## EXCERPTED DATA
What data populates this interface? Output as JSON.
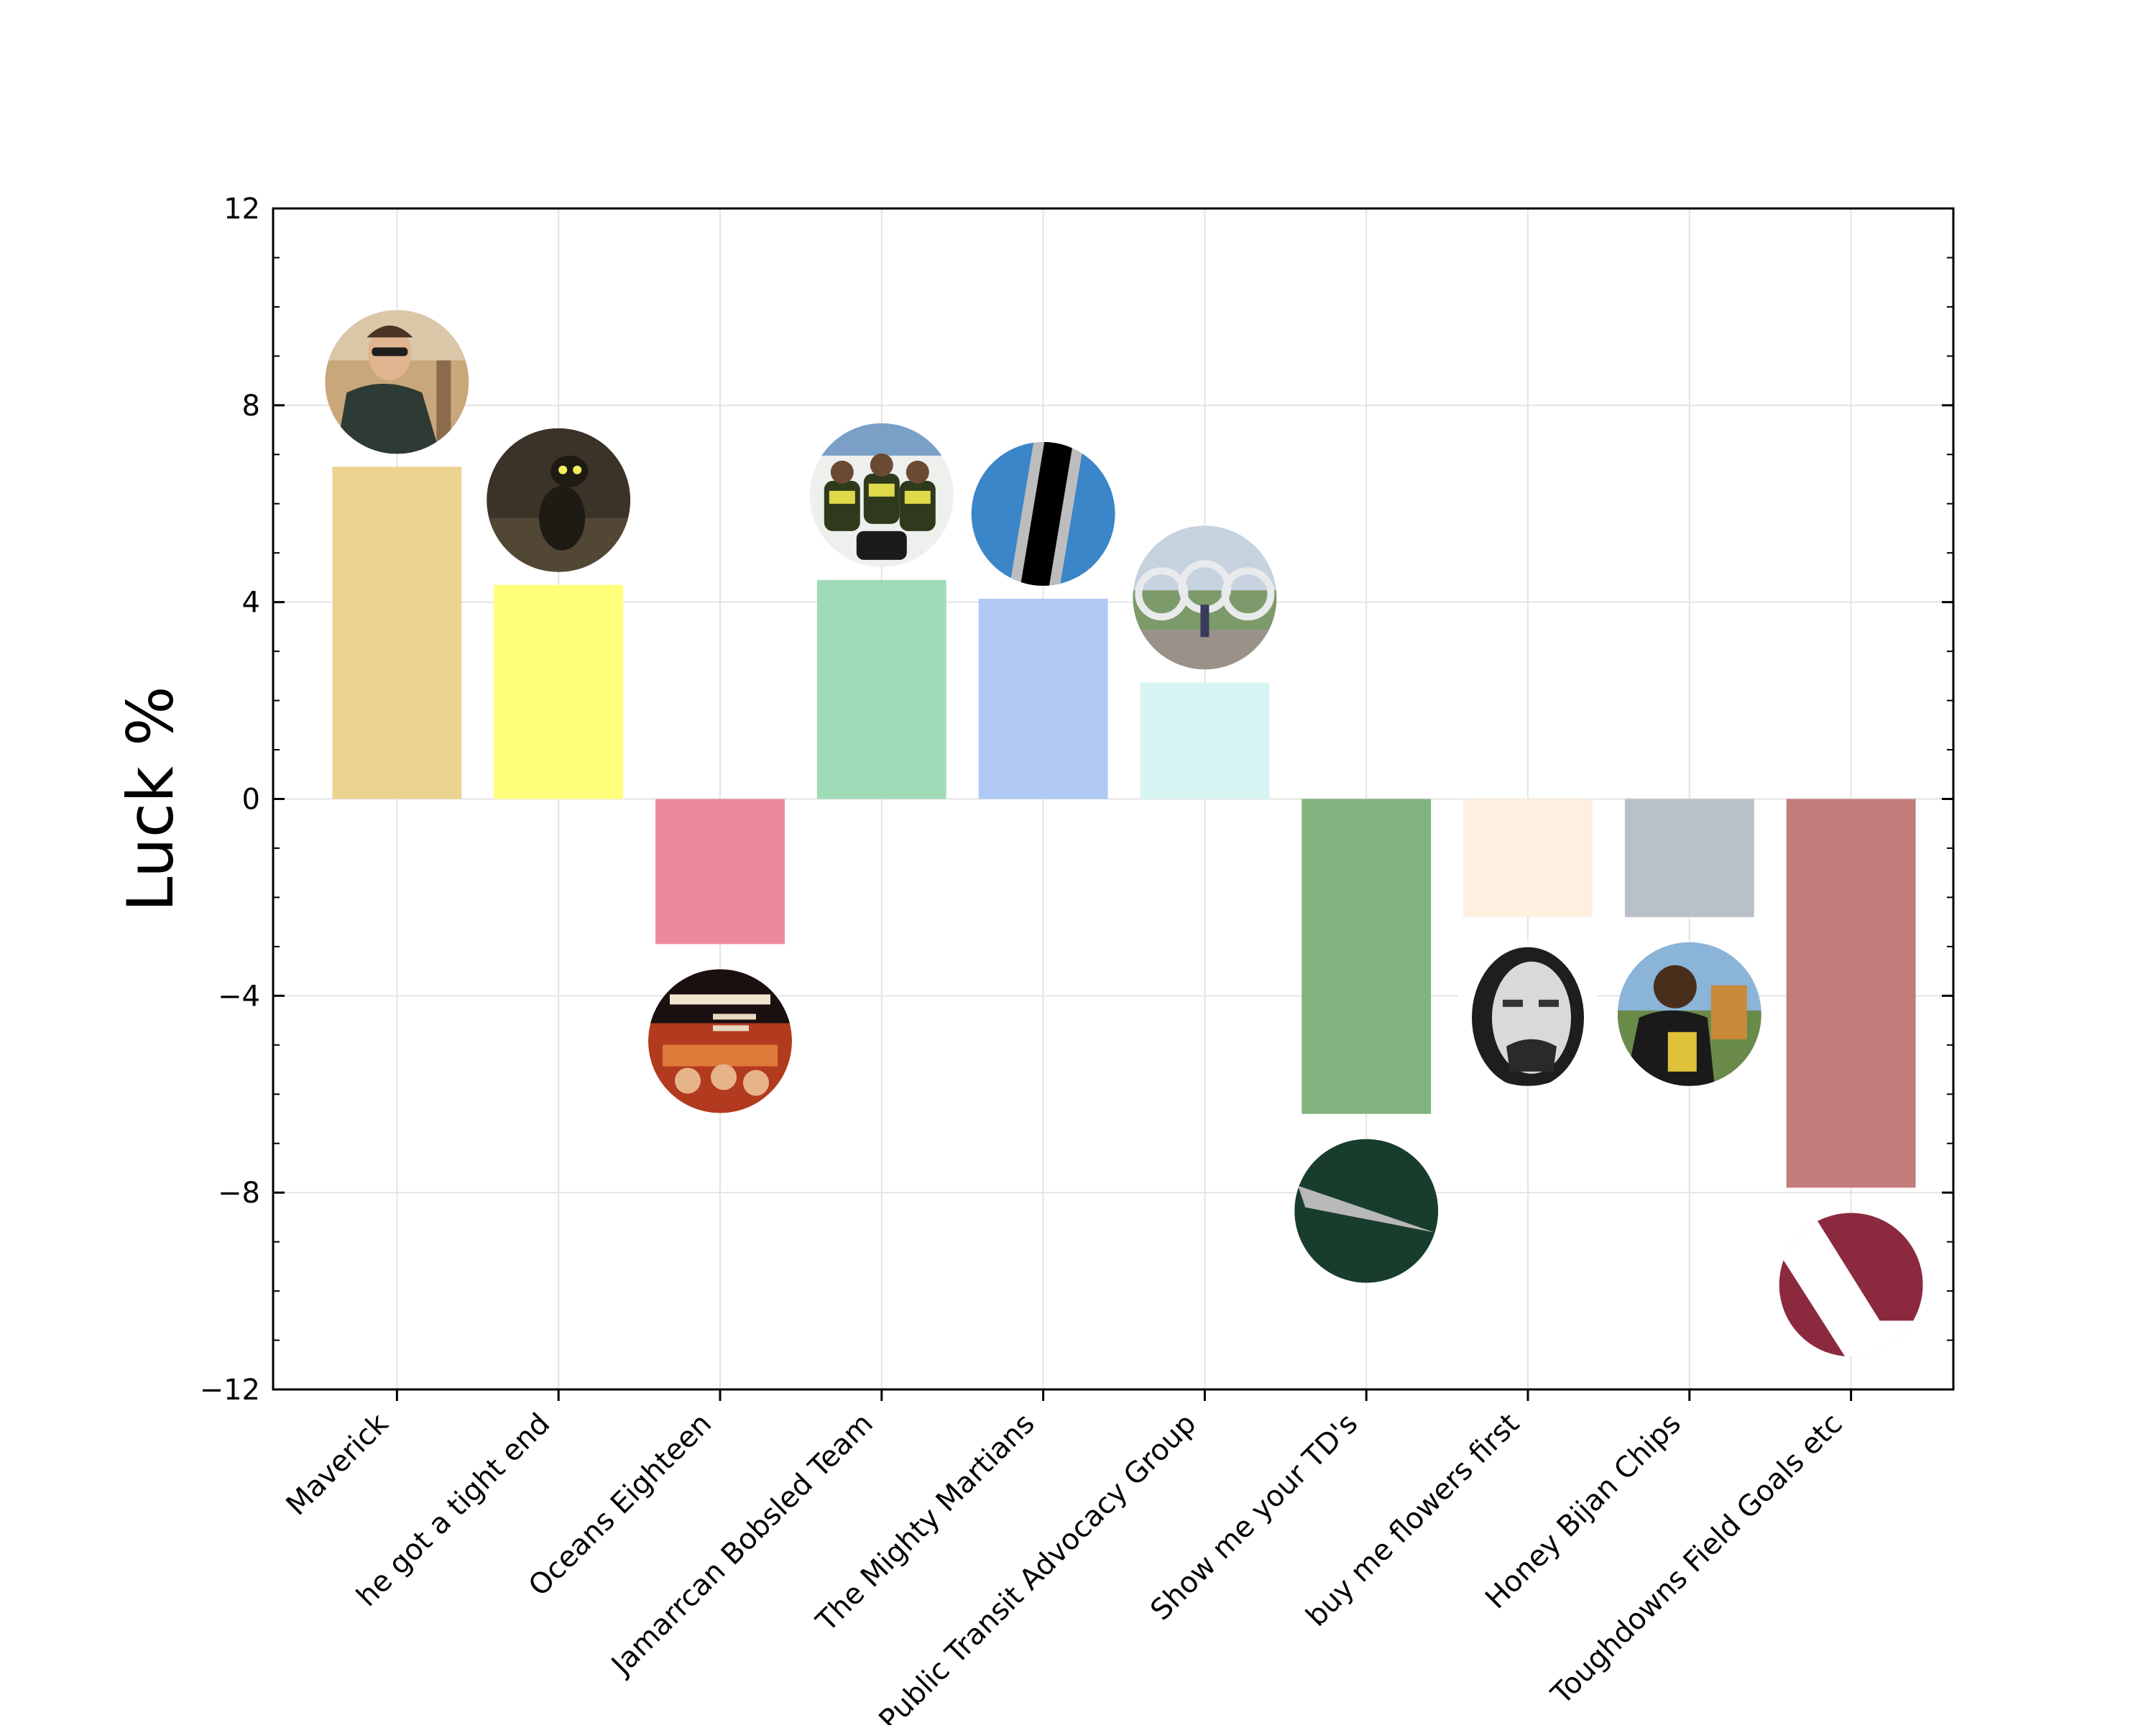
{
  "chart_data": {
    "type": "bar",
    "title": "",
    "xlabel": "",
    "ylabel": "Luck %",
    "ylim": [
      -12,
      12
    ],
    "yticks": [
      12,
      8,
      4,
      0,
      -4,
      -8,
      -12
    ],
    "ytick_labels": [
      "12",
      "8",
      "4",
      "0",
      "−4",
      "−8",
      "−12"
    ],
    "grid": true,
    "categories": [
      "Maverick",
      "he got a tight end",
      "Oceans Eighteen",
      "Jamarrcan Bobsled Team",
      "The Mighty Martians",
      "Public Transit Advocacy Group",
      "Show me your TD's",
      "buy me flowers first",
      "Honey Bijan Chips",
      "Toughdowns Field Goals etc"
    ],
    "values": [
      6.75,
      4.35,
      -2.95,
      4.45,
      4.07,
      2.37,
      -6.4,
      -2.4,
      -2.4,
      -7.9
    ],
    "colors": [
      "#ecd390",
      "#ffff7a",
      "#ec8a9b",
      "#a0dbb8",
      "#b0c8f4",
      "#d6f4f2",
      "#80b37e",
      "#fff0e0",
      "#b9c0c8",
      "#c27c7b"
    ],
    "team_logo_icons": [
      "pilot-portrait-icon",
      "dark-cat-icon",
      "movie-poster-icon",
      "bobsled-team-icon",
      "striped-ball-icon",
      "olympic-rings-icon",
      "green-slash-logo-icon",
      "sepia-face-icon",
      "football-player-icon",
      "maroon-stripe-logo-icon"
    ]
  }
}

## OBJECTIVE
Copy all of the entries verbatim, leaving out any pictures they contain.

## TASK OUTPUT
What data populates this interface? Output as JSON.
{
  "chart_data": {
    "type": "bar",
    "title": "",
    "xlabel": "",
    "ylabel": "Luck %",
    "ylim": [
      -12,
      12
    ],
    "yticks": [
      12,
      8,
      4,
      0,
      -4,
      -8,
      -12
    ],
    "ytick_labels": [
      "12",
      "8",
      "4",
      "0",
      "−4",
      "−8",
      "−12"
    ],
    "grid": true,
    "categories": [
      "Maverick",
      "he got a tight end",
      "Oceans Eighteen",
      "Jamarrcan Bobsled Team",
      "The Mighty Martians",
      "Public Transit Advocacy Group",
      "Show me your TD's",
      "buy me flowers first",
      "Honey Bijan Chips",
      "Toughdowns Field Goals etc"
    ],
    "values": [
      6.75,
      4.35,
      -2.95,
      4.45,
      4.07,
      2.37,
      -6.4,
      -2.4,
      -2.4,
      -7.9
    ],
    "colors": [
      "#ecd390",
      "#ffff7a",
      "#ec8a9b",
      "#a0dbb8",
      "#b0c8f4",
      "#d6f4f2",
      "#80b37e",
      "#fff0e0",
      "#b9c0c8",
      "#c27c7b"
    ],
    "team_logo_icons": [
      "pilot-portrait-icon",
      "dark-cat-icon",
      "movie-poster-icon",
      "bobsled-team-icon",
      "striped-ball-icon",
      "olympic-rings-icon",
      "green-slash-logo-icon",
      "sepia-face-icon",
      "football-player-icon",
      "maroon-stripe-logo-icon"
    ]
  }
}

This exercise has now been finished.